(EXERCISE):
Keep only the lines of the listing that include the word "this", and copy them.

·····

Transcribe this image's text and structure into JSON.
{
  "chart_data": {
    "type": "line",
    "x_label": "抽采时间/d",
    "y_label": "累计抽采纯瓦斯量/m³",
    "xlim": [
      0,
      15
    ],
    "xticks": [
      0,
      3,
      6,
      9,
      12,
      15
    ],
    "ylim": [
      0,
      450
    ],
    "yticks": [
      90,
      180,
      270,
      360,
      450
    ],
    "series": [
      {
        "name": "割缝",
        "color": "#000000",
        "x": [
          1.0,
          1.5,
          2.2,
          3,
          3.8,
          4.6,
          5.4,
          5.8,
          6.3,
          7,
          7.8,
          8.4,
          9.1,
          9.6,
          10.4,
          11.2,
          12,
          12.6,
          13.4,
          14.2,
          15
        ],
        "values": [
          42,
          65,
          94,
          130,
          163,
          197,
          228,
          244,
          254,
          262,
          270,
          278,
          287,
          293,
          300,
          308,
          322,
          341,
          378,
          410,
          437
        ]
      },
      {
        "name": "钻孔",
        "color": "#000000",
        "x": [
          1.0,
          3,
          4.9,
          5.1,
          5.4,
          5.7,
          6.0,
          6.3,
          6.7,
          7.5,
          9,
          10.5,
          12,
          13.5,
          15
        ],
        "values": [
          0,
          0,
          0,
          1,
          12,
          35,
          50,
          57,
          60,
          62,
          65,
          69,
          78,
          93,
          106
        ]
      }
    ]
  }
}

·····

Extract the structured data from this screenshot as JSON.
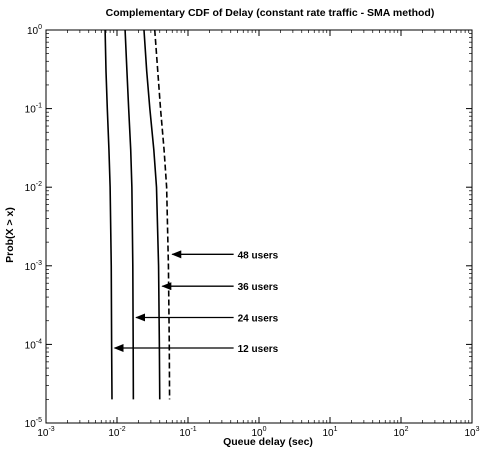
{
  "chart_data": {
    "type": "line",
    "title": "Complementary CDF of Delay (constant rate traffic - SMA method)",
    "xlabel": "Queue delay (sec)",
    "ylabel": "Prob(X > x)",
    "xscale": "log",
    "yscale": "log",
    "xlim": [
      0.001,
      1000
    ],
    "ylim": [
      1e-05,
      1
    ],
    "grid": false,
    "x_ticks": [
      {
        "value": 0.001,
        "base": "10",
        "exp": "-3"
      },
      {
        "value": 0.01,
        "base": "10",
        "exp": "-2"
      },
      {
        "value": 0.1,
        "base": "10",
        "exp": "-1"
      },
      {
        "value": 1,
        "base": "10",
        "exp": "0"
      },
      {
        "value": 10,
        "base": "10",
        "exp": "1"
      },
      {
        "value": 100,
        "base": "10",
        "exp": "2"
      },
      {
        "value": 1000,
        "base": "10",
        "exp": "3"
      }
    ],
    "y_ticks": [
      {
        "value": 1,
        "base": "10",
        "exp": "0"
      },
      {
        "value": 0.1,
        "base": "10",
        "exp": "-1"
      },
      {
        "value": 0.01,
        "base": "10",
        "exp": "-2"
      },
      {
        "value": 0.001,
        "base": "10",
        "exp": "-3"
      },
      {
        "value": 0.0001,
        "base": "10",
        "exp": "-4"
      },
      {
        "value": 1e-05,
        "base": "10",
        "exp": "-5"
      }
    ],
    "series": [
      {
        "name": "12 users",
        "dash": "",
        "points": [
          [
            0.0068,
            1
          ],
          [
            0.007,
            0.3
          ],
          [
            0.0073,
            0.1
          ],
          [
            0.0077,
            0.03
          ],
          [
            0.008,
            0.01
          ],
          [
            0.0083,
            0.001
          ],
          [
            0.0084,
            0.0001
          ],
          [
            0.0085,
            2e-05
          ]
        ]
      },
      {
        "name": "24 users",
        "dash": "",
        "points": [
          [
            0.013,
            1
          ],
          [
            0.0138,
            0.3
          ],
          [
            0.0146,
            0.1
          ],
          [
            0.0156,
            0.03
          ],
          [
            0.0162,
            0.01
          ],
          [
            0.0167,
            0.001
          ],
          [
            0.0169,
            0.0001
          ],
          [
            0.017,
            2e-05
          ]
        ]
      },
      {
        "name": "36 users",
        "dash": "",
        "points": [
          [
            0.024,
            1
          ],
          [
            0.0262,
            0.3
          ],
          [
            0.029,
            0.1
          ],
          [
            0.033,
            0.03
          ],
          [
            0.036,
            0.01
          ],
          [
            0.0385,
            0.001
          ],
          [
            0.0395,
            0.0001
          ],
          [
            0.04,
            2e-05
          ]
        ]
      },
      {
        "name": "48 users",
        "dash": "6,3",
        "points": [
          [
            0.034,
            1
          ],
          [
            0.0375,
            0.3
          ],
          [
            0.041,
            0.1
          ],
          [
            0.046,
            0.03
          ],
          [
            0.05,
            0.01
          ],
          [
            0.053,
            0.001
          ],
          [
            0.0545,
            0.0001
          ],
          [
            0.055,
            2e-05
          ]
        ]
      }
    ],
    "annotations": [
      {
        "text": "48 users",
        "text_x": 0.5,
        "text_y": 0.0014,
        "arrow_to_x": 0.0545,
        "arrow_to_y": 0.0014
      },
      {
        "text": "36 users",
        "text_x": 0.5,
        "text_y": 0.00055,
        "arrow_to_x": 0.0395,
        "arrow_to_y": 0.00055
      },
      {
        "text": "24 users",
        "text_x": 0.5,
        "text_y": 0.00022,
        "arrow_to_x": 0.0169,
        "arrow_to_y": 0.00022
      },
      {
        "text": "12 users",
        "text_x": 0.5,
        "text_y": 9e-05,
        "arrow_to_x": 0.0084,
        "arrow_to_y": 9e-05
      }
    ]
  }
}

·····

(RESULT OF THE EXERCISE):
Transcribe this image's text and structure into JSON.
Extract the structured data from this screenshot as JSON.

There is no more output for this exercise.